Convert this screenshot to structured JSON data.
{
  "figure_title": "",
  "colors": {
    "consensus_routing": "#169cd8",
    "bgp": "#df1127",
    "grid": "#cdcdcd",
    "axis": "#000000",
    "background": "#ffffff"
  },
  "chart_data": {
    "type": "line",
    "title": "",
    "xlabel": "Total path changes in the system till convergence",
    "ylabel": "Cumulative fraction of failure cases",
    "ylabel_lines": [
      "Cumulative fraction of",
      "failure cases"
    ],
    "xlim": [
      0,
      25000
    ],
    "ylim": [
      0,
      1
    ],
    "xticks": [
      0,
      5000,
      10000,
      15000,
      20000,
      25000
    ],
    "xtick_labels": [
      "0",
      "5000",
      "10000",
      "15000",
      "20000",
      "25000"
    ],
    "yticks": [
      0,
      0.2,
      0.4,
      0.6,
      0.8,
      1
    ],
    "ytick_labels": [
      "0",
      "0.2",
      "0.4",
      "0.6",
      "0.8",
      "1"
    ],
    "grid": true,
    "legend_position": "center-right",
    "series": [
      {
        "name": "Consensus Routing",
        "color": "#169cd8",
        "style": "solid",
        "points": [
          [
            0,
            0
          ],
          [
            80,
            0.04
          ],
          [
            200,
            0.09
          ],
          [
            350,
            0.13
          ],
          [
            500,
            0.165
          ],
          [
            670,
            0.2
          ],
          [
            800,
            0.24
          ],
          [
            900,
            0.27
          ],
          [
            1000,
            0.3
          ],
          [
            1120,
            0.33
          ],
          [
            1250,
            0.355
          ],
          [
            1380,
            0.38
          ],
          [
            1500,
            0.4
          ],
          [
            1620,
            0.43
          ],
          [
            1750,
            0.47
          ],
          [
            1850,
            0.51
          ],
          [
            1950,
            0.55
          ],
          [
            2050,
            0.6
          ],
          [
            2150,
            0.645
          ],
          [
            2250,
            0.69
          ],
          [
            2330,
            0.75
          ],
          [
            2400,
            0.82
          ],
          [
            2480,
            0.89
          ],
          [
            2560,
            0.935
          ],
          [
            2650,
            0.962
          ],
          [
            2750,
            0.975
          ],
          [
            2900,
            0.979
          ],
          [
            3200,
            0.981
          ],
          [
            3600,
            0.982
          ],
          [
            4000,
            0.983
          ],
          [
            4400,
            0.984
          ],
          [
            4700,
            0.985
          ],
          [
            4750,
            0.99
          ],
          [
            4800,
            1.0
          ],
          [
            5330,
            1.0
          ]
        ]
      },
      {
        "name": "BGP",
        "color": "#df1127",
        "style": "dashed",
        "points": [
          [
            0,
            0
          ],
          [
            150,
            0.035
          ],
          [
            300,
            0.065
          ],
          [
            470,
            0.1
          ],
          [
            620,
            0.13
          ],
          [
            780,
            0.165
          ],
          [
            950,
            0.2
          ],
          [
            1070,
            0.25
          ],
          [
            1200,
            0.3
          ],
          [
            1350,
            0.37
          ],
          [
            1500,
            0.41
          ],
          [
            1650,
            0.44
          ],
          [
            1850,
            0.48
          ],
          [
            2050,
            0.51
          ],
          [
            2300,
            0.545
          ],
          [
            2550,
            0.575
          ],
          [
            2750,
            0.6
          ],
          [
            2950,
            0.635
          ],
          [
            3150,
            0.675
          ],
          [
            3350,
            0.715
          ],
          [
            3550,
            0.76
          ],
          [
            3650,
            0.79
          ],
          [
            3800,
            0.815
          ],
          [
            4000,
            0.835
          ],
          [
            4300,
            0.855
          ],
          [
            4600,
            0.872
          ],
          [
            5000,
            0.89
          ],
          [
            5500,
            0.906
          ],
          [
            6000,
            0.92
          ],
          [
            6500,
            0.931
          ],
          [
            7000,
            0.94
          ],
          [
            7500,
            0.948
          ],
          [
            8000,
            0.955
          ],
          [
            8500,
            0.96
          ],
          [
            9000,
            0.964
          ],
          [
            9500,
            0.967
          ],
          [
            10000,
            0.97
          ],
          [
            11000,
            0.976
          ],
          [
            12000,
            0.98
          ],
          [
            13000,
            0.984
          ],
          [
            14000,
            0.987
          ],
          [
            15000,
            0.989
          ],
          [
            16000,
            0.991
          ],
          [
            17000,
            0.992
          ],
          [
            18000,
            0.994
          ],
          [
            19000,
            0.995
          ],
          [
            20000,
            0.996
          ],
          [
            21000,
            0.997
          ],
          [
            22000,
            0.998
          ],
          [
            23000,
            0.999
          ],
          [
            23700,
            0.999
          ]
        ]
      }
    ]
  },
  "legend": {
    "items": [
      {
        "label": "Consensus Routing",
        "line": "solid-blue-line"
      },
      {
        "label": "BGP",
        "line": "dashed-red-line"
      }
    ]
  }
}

================================

Each line above that includes "failure" should be shown.

    "ylabel": "Cumulative fraction of failure cases",
      "failure cases"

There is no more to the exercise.